──────── Material for this exercise ────────

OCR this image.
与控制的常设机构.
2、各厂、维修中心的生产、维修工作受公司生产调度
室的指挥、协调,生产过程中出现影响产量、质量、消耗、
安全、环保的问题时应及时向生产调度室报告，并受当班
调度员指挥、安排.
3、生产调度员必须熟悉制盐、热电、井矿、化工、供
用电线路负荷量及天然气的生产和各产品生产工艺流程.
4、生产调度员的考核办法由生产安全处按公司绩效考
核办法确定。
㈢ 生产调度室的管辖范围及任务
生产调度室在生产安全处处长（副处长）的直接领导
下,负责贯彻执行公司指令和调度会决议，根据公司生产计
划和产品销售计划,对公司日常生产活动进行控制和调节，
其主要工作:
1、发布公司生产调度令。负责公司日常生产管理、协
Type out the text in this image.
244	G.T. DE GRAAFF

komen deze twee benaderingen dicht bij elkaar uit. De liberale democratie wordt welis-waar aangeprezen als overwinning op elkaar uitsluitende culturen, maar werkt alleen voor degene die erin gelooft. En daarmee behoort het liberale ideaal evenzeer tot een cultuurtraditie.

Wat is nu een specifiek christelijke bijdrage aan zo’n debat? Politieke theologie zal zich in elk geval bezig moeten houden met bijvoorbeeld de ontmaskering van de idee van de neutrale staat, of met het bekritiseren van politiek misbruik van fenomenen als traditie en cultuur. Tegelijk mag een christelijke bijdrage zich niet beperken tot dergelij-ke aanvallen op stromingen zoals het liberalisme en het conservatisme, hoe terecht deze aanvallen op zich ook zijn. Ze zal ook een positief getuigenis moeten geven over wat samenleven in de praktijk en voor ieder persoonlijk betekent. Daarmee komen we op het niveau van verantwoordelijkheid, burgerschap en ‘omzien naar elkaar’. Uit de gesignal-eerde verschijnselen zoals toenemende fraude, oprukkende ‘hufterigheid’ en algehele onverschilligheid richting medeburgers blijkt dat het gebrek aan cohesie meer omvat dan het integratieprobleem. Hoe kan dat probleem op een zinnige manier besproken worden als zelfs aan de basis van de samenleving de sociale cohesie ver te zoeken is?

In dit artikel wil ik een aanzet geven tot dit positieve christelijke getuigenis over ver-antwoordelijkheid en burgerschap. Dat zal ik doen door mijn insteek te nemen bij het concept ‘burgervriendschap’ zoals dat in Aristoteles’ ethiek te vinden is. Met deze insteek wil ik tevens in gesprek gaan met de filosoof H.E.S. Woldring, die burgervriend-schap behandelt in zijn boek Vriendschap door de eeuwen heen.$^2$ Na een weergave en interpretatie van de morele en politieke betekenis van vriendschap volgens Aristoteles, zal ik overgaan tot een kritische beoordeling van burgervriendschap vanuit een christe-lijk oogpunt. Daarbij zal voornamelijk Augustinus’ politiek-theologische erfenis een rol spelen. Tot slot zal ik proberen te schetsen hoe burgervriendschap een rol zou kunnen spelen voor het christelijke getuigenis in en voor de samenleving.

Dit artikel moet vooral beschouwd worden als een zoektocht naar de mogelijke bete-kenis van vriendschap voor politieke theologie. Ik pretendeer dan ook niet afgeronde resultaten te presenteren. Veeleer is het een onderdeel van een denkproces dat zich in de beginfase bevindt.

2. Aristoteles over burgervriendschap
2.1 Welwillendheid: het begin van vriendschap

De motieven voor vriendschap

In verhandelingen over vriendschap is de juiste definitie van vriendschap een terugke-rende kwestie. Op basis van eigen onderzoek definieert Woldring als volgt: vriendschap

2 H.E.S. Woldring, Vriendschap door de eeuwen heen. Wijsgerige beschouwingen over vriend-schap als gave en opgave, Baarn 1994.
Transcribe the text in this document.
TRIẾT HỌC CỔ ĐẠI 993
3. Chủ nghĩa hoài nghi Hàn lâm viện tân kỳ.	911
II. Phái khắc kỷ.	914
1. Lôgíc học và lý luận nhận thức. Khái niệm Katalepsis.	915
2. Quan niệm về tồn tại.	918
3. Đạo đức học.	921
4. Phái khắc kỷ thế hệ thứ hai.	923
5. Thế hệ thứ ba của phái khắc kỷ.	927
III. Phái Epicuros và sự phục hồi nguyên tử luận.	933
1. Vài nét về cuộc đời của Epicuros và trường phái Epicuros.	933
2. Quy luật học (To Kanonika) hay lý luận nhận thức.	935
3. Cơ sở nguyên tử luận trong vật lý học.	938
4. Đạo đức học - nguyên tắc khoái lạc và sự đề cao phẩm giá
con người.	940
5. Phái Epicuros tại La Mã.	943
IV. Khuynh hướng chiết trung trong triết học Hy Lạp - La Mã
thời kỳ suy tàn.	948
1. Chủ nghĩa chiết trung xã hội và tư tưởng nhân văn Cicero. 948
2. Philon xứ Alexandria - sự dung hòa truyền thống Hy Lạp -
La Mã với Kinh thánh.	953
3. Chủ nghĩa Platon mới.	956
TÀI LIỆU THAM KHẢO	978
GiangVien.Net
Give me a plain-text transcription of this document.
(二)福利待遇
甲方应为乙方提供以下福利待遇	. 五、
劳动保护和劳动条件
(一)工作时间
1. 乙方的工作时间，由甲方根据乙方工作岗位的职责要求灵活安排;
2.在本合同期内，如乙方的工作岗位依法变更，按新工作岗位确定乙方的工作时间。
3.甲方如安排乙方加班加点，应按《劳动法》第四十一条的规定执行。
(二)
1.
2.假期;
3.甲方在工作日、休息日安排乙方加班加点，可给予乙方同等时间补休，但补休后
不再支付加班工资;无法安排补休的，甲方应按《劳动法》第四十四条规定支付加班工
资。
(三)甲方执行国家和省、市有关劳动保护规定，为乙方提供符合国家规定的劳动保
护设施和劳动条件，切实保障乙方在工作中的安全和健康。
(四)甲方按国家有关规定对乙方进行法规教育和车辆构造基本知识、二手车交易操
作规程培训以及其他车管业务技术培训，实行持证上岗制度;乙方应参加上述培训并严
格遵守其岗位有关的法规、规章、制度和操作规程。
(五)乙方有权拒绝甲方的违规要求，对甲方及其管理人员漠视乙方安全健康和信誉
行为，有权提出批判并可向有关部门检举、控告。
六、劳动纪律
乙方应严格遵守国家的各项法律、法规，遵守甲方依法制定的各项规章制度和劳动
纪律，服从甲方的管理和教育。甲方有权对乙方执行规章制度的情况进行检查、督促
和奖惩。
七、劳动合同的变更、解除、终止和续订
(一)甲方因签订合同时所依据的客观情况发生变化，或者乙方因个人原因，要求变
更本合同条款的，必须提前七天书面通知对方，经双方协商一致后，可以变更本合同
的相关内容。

────────

### Description of the task
Say how many lines include the word "nguyên"; reply with the number alone.

### Completed task
3